(Collected data entries)

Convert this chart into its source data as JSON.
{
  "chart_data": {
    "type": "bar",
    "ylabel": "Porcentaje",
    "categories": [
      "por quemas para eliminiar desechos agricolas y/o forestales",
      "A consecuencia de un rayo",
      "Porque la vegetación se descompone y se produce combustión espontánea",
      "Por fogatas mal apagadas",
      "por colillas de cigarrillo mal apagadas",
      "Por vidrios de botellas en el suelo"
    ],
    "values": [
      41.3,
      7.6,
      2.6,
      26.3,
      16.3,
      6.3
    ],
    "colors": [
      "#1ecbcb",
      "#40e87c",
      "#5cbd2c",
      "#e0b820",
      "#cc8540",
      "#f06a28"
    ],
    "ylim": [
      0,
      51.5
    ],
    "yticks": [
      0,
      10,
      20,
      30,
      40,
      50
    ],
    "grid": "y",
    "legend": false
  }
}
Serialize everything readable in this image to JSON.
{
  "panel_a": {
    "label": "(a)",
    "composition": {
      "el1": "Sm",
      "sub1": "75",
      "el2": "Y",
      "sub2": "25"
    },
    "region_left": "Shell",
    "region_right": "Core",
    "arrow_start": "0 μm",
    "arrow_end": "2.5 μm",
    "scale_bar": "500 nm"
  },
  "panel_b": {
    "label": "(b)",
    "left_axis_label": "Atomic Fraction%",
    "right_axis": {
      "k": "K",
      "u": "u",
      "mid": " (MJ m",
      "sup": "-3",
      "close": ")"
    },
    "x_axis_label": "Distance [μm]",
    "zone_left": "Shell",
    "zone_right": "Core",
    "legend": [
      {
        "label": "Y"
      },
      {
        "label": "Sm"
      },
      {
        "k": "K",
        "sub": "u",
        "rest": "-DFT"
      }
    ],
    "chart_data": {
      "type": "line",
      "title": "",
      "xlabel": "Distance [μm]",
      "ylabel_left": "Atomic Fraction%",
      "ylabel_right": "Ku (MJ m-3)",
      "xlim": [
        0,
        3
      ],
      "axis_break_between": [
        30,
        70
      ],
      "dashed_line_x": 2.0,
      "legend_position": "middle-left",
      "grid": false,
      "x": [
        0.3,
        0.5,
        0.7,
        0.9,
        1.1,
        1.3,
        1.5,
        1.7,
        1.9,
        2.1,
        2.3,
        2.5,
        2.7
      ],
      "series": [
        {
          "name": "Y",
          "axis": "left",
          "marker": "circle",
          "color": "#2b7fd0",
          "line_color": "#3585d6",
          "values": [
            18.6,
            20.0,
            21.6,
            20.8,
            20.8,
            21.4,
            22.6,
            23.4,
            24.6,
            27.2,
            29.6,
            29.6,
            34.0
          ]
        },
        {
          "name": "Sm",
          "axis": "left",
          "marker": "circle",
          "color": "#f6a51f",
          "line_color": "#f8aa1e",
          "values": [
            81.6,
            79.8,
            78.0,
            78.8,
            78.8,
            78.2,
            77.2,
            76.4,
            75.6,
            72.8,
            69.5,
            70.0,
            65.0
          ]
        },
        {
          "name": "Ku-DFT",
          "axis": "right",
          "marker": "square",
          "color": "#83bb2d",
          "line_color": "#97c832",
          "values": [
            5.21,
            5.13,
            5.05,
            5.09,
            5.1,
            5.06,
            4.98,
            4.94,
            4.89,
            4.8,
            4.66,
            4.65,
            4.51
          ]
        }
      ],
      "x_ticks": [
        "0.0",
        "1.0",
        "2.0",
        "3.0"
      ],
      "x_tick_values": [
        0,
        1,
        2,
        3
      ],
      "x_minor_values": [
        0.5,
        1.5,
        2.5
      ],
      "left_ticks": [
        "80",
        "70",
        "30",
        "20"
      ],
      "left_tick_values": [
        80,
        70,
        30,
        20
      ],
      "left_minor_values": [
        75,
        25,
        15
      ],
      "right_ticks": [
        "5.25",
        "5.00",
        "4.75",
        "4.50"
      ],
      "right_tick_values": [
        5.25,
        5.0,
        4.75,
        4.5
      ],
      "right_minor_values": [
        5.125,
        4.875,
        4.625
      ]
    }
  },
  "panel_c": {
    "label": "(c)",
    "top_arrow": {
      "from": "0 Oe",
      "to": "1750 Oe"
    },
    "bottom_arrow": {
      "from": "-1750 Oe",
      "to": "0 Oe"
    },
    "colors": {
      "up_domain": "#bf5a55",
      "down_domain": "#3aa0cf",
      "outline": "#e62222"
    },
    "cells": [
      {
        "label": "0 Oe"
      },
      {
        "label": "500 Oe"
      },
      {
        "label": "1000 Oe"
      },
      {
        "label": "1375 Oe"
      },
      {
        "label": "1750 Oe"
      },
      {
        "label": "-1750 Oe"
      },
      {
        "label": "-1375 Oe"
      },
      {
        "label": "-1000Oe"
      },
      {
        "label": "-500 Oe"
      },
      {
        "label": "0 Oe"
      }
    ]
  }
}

==

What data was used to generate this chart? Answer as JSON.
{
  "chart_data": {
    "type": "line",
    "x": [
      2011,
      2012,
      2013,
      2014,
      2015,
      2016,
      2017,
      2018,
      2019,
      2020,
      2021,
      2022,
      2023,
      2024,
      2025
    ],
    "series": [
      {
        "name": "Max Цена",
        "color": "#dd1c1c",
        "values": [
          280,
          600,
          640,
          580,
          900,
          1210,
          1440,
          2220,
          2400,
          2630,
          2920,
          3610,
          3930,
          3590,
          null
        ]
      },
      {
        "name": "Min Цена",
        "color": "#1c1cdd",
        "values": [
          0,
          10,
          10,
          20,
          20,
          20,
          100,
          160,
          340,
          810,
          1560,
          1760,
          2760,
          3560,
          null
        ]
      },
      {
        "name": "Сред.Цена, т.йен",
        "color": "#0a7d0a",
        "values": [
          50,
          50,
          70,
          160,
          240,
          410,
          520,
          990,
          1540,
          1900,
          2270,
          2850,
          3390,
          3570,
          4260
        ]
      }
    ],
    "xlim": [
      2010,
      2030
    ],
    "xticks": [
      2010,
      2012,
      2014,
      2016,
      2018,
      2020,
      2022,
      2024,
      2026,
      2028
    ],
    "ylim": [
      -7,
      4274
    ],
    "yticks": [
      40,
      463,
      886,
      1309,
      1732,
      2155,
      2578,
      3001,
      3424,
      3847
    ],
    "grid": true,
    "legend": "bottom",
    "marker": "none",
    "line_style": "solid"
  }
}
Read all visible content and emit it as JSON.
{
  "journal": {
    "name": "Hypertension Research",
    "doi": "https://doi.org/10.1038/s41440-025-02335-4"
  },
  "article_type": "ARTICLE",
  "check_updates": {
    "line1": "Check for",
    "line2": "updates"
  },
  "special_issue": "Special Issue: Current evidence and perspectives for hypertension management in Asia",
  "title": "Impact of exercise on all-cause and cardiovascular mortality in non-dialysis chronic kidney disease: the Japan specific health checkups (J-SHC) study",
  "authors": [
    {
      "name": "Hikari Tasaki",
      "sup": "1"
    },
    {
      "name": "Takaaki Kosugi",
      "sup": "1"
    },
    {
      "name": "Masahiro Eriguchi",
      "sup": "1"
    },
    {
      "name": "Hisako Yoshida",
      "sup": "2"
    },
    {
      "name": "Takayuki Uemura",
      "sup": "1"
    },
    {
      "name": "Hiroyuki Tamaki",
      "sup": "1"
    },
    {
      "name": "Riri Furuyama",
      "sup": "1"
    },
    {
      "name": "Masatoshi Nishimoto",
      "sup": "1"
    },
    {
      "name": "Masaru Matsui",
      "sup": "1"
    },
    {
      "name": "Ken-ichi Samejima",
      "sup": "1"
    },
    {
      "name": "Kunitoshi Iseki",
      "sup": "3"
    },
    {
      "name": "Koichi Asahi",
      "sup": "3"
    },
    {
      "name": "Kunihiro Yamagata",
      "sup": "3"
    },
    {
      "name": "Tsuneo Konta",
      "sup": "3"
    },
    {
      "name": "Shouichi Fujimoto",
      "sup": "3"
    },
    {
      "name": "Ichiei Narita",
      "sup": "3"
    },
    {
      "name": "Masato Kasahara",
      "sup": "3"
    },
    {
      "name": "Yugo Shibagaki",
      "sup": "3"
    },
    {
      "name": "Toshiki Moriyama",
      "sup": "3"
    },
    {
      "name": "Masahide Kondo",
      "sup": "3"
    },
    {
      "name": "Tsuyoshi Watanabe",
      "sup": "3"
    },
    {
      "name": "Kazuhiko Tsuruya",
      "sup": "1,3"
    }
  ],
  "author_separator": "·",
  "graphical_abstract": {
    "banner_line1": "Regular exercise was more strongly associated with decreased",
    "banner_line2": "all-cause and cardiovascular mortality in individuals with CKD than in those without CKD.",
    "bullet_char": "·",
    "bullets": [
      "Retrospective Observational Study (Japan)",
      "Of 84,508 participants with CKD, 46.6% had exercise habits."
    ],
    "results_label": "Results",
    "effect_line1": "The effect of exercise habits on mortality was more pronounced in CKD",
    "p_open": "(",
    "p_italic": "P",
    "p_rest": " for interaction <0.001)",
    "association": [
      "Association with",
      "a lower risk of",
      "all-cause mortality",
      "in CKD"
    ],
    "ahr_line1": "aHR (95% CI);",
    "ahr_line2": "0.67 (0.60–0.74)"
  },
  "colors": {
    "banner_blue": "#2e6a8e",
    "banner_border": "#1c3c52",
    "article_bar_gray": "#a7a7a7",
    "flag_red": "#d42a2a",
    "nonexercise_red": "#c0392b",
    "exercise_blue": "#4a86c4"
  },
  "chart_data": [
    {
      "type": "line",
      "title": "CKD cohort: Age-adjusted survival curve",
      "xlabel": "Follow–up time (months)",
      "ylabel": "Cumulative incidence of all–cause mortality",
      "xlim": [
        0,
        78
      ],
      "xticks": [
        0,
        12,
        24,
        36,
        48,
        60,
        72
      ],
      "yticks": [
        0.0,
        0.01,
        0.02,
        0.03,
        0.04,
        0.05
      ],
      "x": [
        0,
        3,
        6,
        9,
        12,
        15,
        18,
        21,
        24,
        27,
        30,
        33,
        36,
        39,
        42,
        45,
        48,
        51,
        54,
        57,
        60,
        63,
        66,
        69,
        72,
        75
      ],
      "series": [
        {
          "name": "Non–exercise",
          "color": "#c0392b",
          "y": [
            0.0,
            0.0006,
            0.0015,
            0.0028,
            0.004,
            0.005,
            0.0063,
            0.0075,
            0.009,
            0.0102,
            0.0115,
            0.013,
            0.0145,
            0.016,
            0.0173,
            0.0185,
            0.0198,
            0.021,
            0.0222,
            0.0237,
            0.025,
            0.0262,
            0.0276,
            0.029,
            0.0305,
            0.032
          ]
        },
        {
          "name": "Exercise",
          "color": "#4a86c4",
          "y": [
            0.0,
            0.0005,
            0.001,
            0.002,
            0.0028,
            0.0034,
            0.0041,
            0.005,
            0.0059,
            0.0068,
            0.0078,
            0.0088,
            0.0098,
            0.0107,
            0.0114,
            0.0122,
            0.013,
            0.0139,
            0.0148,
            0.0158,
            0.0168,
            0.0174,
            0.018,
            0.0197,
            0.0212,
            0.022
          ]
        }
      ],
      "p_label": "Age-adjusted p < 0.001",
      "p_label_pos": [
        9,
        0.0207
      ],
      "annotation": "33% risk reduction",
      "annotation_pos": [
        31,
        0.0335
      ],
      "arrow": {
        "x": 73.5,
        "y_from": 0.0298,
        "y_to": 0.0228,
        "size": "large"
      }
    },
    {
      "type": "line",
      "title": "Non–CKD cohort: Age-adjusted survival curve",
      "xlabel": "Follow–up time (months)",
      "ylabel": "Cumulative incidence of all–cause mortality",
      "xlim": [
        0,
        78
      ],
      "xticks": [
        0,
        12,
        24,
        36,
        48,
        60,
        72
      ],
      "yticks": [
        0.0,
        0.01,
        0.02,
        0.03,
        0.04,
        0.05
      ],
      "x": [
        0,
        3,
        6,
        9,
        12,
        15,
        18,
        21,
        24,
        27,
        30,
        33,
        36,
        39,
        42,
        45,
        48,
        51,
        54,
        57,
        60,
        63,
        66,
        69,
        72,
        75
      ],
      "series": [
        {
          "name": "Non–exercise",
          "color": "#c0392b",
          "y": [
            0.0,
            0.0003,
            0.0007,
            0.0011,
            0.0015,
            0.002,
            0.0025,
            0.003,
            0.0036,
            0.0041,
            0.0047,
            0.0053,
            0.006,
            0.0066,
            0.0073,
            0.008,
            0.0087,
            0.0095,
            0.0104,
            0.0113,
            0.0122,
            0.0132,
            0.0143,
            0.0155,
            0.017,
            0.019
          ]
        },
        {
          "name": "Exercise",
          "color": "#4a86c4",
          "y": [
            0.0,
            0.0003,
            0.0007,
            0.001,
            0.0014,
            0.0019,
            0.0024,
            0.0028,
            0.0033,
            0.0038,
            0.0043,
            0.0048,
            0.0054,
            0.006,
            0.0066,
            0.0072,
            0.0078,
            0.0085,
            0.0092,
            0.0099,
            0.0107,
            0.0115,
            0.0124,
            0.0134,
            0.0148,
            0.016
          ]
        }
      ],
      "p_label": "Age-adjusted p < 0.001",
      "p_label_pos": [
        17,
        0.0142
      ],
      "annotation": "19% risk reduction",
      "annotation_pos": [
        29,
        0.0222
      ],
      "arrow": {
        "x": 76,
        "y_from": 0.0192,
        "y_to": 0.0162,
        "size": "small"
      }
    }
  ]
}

### Given request
Write out each line of the data that holds the string "risk".

### Finished task
      "a lower risk of",
      "annotation": "33% risk reduction",
      "annotation": "19% risk reduction",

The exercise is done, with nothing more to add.